STATED PROBLEM: Every line of the material is to be quoted verbatim, minus the pictures.

RECORDED INFORMATION:
- - - -
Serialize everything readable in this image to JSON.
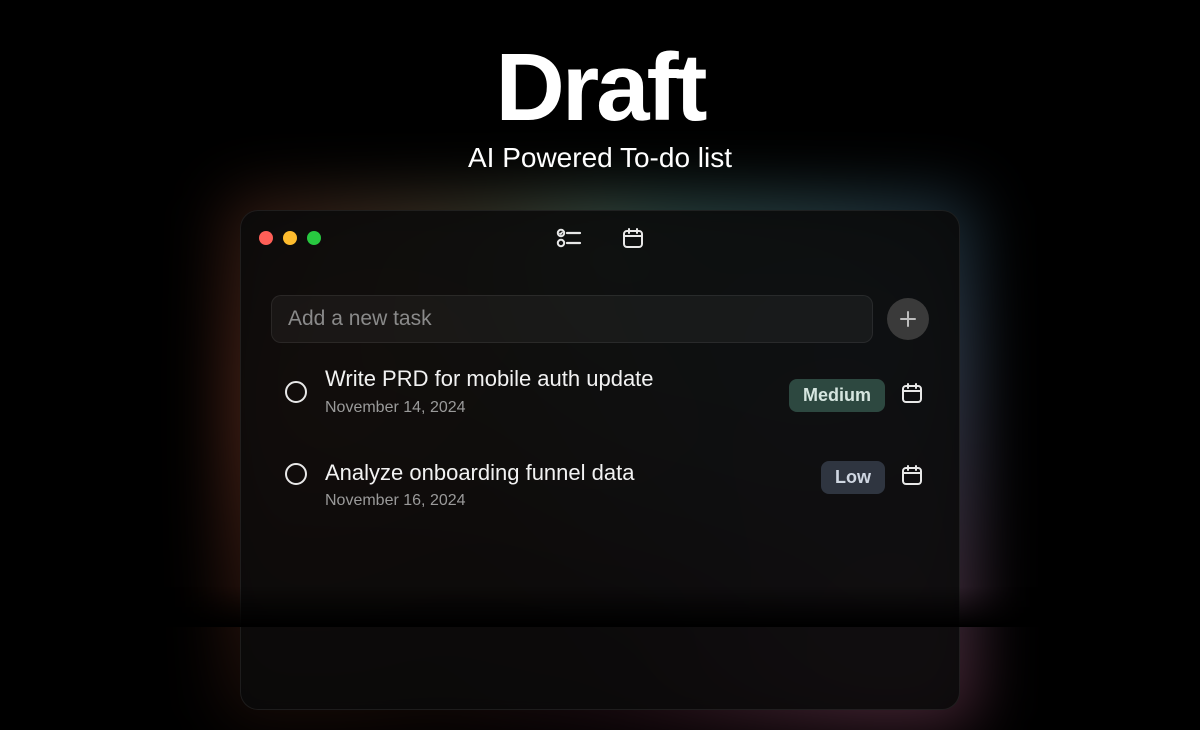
{
  "hero": {
    "title": "Draft",
    "subtitle": "AI Powered To-do list"
  },
  "input": {
    "placeholder": "Add a new task"
  },
  "tasks": [
    {
      "title": "Write PRD for mobile auth update",
      "date": "November 14, 2024",
      "priority": "Medium",
      "priority_class": "medium"
    },
    {
      "title": "Analyze onboarding funnel data",
      "date": "November 16, 2024",
      "priority": "Low",
      "priority_class": "low"
    }
  ]
}
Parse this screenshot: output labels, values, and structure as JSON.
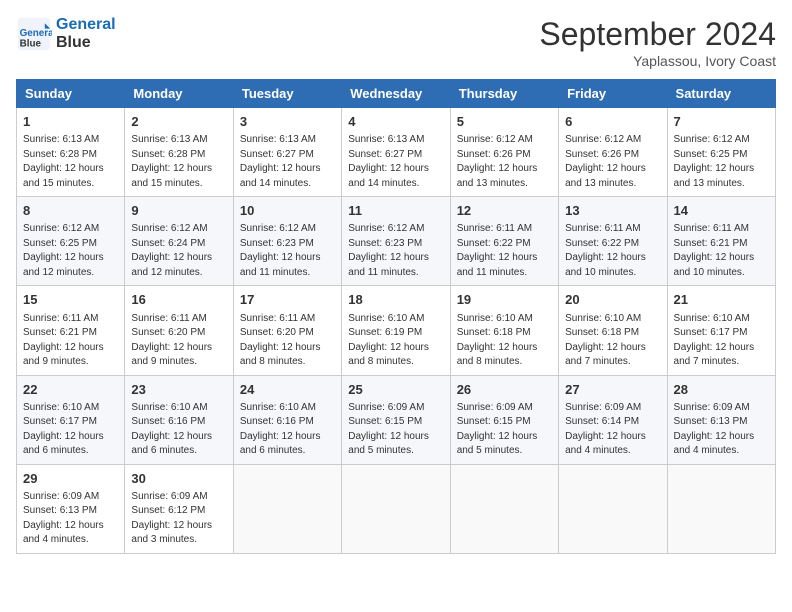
{
  "header": {
    "logo_line1": "General",
    "logo_line2": "Blue",
    "month": "September 2024",
    "location": "Yaplassou, Ivory Coast"
  },
  "weekdays": [
    "Sunday",
    "Monday",
    "Tuesday",
    "Wednesday",
    "Thursday",
    "Friday",
    "Saturday"
  ],
  "weeks": [
    [
      {
        "day": "1",
        "lines": [
          "Sunrise: 6:13 AM",
          "Sunset: 6:28 PM",
          "Daylight: 12 hours",
          "and 15 minutes."
        ]
      },
      {
        "day": "2",
        "lines": [
          "Sunrise: 6:13 AM",
          "Sunset: 6:28 PM",
          "Daylight: 12 hours",
          "and 15 minutes."
        ]
      },
      {
        "day": "3",
        "lines": [
          "Sunrise: 6:13 AM",
          "Sunset: 6:27 PM",
          "Daylight: 12 hours",
          "and 14 minutes."
        ]
      },
      {
        "day": "4",
        "lines": [
          "Sunrise: 6:13 AM",
          "Sunset: 6:27 PM",
          "Daylight: 12 hours",
          "and 14 minutes."
        ]
      },
      {
        "day": "5",
        "lines": [
          "Sunrise: 6:12 AM",
          "Sunset: 6:26 PM",
          "Daylight: 12 hours",
          "and 13 minutes."
        ]
      },
      {
        "day": "6",
        "lines": [
          "Sunrise: 6:12 AM",
          "Sunset: 6:26 PM",
          "Daylight: 12 hours",
          "and 13 minutes."
        ]
      },
      {
        "day": "7",
        "lines": [
          "Sunrise: 6:12 AM",
          "Sunset: 6:25 PM",
          "Daylight: 12 hours",
          "and 13 minutes."
        ]
      }
    ],
    [
      {
        "day": "8",
        "lines": [
          "Sunrise: 6:12 AM",
          "Sunset: 6:25 PM",
          "Daylight: 12 hours",
          "and 12 minutes."
        ]
      },
      {
        "day": "9",
        "lines": [
          "Sunrise: 6:12 AM",
          "Sunset: 6:24 PM",
          "Daylight: 12 hours",
          "and 12 minutes."
        ]
      },
      {
        "day": "10",
        "lines": [
          "Sunrise: 6:12 AM",
          "Sunset: 6:23 PM",
          "Daylight: 12 hours",
          "and 11 minutes."
        ]
      },
      {
        "day": "11",
        "lines": [
          "Sunrise: 6:12 AM",
          "Sunset: 6:23 PM",
          "Daylight: 12 hours",
          "and 11 minutes."
        ]
      },
      {
        "day": "12",
        "lines": [
          "Sunrise: 6:11 AM",
          "Sunset: 6:22 PM",
          "Daylight: 12 hours",
          "and 11 minutes."
        ]
      },
      {
        "day": "13",
        "lines": [
          "Sunrise: 6:11 AM",
          "Sunset: 6:22 PM",
          "Daylight: 12 hours",
          "and 10 minutes."
        ]
      },
      {
        "day": "14",
        "lines": [
          "Sunrise: 6:11 AM",
          "Sunset: 6:21 PM",
          "Daylight: 12 hours",
          "and 10 minutes."
        ]
      }
    ],
    [
      {
        "day": "15",
        "lines": [
          "Sunrise: 6:11 AM",
          "Sunset: 6:21 PM",
          "Daylight: 12 hours",
          "and 9 minutes."
        ]
      },
      {
        "day": "16",
        "lines": [
          "Sunrise: 6:11 AM",
          "Sunset: 6:20 PM",
          "Daylight: 12 hours",
          "and 9 minutes."
        ]
      },
      {
        "day": "17",
        "lines": [
          "Sunrise: 6:11 AM",
          "Sunset: 6:20 PM",
          "Daylight: 12 hours",
          "and 8 minutes."
        ]
      },
      {
        "day": "18",
        "lines": [
          "Sunrise: 6:10 AM",
          "Sunset: 6:19 PM",
          "Daylight: 12 hours",
          "and 8 minutes."
        ]
      },
      {
        "day": "19",
        "lines": [
          "Sunrise: 6:10 AM",
          "Sunset: 6:18 PM",
          "Daylight: 12 hours",
          "and 8 minutes."
        ]
      },
      {
        "day": "20",
        "lines": [
          "Sunrise: 6:10 AM",
          "Sunset: 6:18 PM",
          "Daylight: 12 hours",
          "and 7 minutes."
        ]
      },
      {
        "day": "21",
        "lines": [
          "Sunrise: 6:10 AM",
          "Sunset: 6:17 PM",
          "Daylight: 12 hours",
          "and 7 minutes."
        ]
      }
    ],
    [
      {
        "day": "22",
        "lines": [
          "Sunrise: 6:10 AM",
          "Sunset: 6:17 PM",
          "Daylight: 12 hours",
          "and 6 minutes."
        ]
      },
      {
        "day": "23",
        "lines": [
          "Sunrise: 6:10 AM",
          "Sunset: 6:16 PM",
          "Daylight: 12 hours",
          "and 6 minutes."
        ]
      },
      {
        "day": "24",
        "lines": [
          "Sunrise: 6:10 AM",
          "Sunset: 6:16 PM",
          "Daylight: 12 hours",
          "and 6 minutes."
        ]
      },
      {
        "day": "25",
        "lines": [
          "Sunrise: 6:09 AM",
          "Sunset: 6:15 PM",
          "Daylight: 12 hours",
          "and 5 minutes."
        ]
      },
      {
        "day": "26",
        "lines": [
          "Sunrise: 6:09 AM",
          "Sunset: 6:15 PM",
          "Daylight: 12 hours",
          "and 5 minutes."
        ]
      },
      {
        "day": "27",
        "lines": [
          "Sunrise: 6:09 AM",
          "Sunset: 6:14 PM",
          "Daylight: 12 hours",
          "and 4 minutes."
        ]
      },
      {
        "day": "28",
        "lines": [
          "Sunrise: 6:09 AM",
          "Sunset: 6:13 PM",
          "Daylight: 12 hours",
          "and 4 minutes."
        ]
      }
    ],
    [
      {
        "day": "29",
        "lines": [
          "Sunrise: 6:09 AM",
          "Sunset: 6:13 PM",
          "Daylight: 12 hours",
          "and 4 minutes."
        ]
      },
      {
        "day": "30",
        "lines": [
          "Sunrise: 6:09 AM",
          "Sunset: 6:12 PM",
          "Daylight: 12 hours",
          "and 3 minutes."
        ]
      },
      {
        "day": "",
        "lines": []
      },
      {
        "day": "",
        "lines": []
      },
      {
        "day": "",
        "lines": []
      },
      {
        "day": "",
        "lines": []
      },
      {
        "day": "",
        "lines": []
      }
    ]
  ]
}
- - - -
TASK ANSWER:
Serialize everything readable in this image to JSON.
{
  "hero": {
    "title": "Draft",
    "subtitle": "AI Powered To-do list"
  },
  "input": {
    "placeholder": "Add a new task"
  },
  "tasks": [
    {
      "title": "Write PRD for mobile auth update",
      "date": "November 14, 2024",
      "priority": "Medium",
      "priority_class": "medium"
    },
    {
      "title": "Analyze onboarding funnel data",
      "date": "November 16, 2024",
      "priority": "Low",
      "priority_class": "low"
    }
  ]
}
Parse this screenshot: output labels, values, and structure as JSON.
{
  "header": {
    "logo_line1": "General",
    "logo_line2": "Blue",
    "month": "September 2024",
    "location": "Yaplassou, Ivory Coast"
  },
  "weekdays": [
    "Sunday",
    "Monday",
    "Tuesday",
    "Wednesday",
    "Thursday",
    "Friday",
    "Saturday"
  ],
  "weeks": [
    [
      {
        "day": "1",
        "lines": [
          "Sunrise: 6:13 AM",
          "Sunset: 6:28 PM",
          "Daylight: 12 hours",
          "and 15 minutes."
        ]
      },
      {
        "day": "2",
        "lines": [
          "Sunrise: 6:13 AM",
          "Sunset: 6:28 PM",
          "Daylight: 12 hours",
          "and 15 minutes."
        ]
      },
      {
        "day": "3",
        "lines": [
          "Sunrise: 6:13 AM",
          "Sunset: 6:27 PM",
          "Daylight: 12 hours",
          "and 14 minutes."
        ]
      },
      {
        "day": "4",
        "lines": [
          "Sunrise: 6:13 AM",
          "Sunset: 6:27 PM",
          "Daylight: 12 hours",
          "and 14 minutes."
        ]
      },
      {
        "day": "5",
        "lines": [
          "Sunrise: 6:12 AM",
          "Sunset: 6:26 PM",
          "Daylight: 12 hours",
          "and 13 minutes."
        ]
      },
      {
        "day": "6",
        "lines": [
          "Sunrise: 6:12 AM",
          "Sunset: 6:26 PM",
          "Daylight: 12 hours",
          "and 13 minutes."
        ]
      },
      {
        "day": "7",
        "lines": [
          "Sunrise: 6:12 AM",
          "Sunset: 6:25 PM",
          "Daylight: 12 hours",
          "and 13 minutes."
        ]
      }
    ],
    [
      {
        "day": "8",
        "lines": [
          "Sunrise: 6:12 AM",
          "Sunset: 6:25 PM",
          "Daylight: 12 hours",
          "and 12 minutes."
        ]
      },
      {
        "day": "9",
        "lines": [
          "Sunrise: 6:12 AM",
          "Sunset: 6:24 PM",
          "Daylight: 12 hours",
          "and 12 minutes."
        ]
      },
      {
        "day": "10",
        "lines": [
          "Sunrise: 6:12 AM",
          "Sunset: 6:23 PM",
          "Daylight: 12 hours",
          "and 11 minutes."
        ]
      },
      {
        "day": "11",
        "lines": [
          "Sunrise: 6:12 AM",
          "Sunset: 6:23 PM",
          "Daylight: 12 hours",
          "and 11 minutes."
        ]
      },
      {
        "day": "12",
        "lines": [
          "Sunrise: 6:11 AM",
          "Sunset: 6:22 PM",
          "Daylight: 12 hours",
          "and 11 minutes."
        ]
      },
      {
        "day": "13",
        "lines": [
          "Sunrise: 6:11 AM",
          "Sunset: 6:22 PM",
          "Daylight: 12 hours",
          "and 10 minutes."
        ]
      },
      {
        "day": "14",
        "lines": [
          "Sunrise: 6:11 AM",
          "Sunset: 6:21 PM",
          "Daylight: 12 hours",
          "and 10 minutes."
        ]
      }
    ],
    [
      {
        "day": "15",
        "lines": [
          "Sunrise: 6:11 AM",
          "Sunset: 6:21 PM",
          "Daylight: 12 hours",
          "and 9 minutes."
        ]
      },
      {
        "day": "16",
        "lines": [
          "Sunrise: 6:11 AM",
          "Sunset: 6:20 PM",
          "Daylight: 12 hours",
          "and 9 minutes."
        ]
      },
      {
        "day": "17",
        "lines": [
          "Sunrise: 6:11 AM",
          "Sunset: 6:20 PM",
          "Daylight: 12 hours",
          "and 8 minutes."
        ]
      },
      {
        "day": "18",
        "lines": [
          "Sunrise: 6:10 AM",
          "Sunset: 6:19 PM",
          "Daylight: 12 hours",
          "and 8 minutes."
        ]
      },
      {
        "day": "19",
        "lines": [
          "Sunrise: 6:10 AM",
          "Sunset: 6:18 PM",
          "Daylight: 12 hours",
          "and 8 minutes."
        ]
      },
      {
        "day": "20",
        "lines": [
          "Sunrise: 6:10 AM",
          "Sunset: 6:18 PM",
          "Daylight: 12 hours",
          "and 7 minutes."
        ]
      },
      {
        "day": "21",
        "lines": [
          "Sunrise: 6:10 AM",
          "Sunset: 6:17 PM",
          "Daylight: 12 hours",
          "and 7 minutes."
        ]
      }
    ],
    [
      {
        "day": "22",
        "lines": [
          "Sunrise: 6:10 AM",
          "Sunset: 6:17 PM",
          "Daylight: 12 hours",
          "and 6 minutes."
        ]
      },
      {
        "day": "23",
        "lines": [
          "Sunrise: 6:10 AM",
          "Sunset: 6:16 PM",
          "Daylight: 12 hours",
          "and 6 minutes."
        ]
      },
      {
        "day": "24",
        "lines": [
          "Sunrise: 6:10 AM",
          "Sunset: 6:16 PM",
          "Daylight: 12 hours",
          "and 6 minutes."
        ]
      },
      {
        "day": "25",
        "lines": [
          "Sunrise: 6:09 AM",
          "Sunset: 6:15 PM",
          "Daylight: 12 hours",
          "and 5 minutes."
        ]
      },
      {
        "day": "26",
        "lines": [
          "Sunrise: 6:09 AM",
          "Sunset: 6:15 PM",
          "Daylight: 12 hours",
          "and 5 minutes."
        ]
      },
      {
        "day": "27",
        "lines": [
          "Sunrise: 6:09 AM",
          "Sunset: 6:14 PM",
          "Daylight: 12 hours",
          "and 4 minutes."
        ]
      },
      {
        "day": "28",
        "lines": [
          "Sunrise: 6:09 AM",
          "Sunset: 6:13 PM",
          "Daylight: 12 hours",
          "and 4 minutes."
        ]
      }
    ],
    [
      {
        "day": "29",
        "lines": [
          "Sunrise: 6:09 AM",
          "Sunset: 6:13 PM",
          "Daylight: 12 hours",
          "and 4 minutes."
        ]
      },
      {
        "day": "30",
        "lines": [
          "Sunrise: 6:09 AM",
          "Sunset: 6:12 PM",
          "Daylight: 12 hours",
          "and 3 minutes."
        ]
      },
      {
        "day": "",
        "lines": []
      },
      {
        "day": "",
        "lines": []
      },
      {
        "day": "",
        "lines": []
      },
      {
        "day": "",
        "lines": []
      },
      {
        "day": "",
        "lines": []
      }
    ]
  ]
}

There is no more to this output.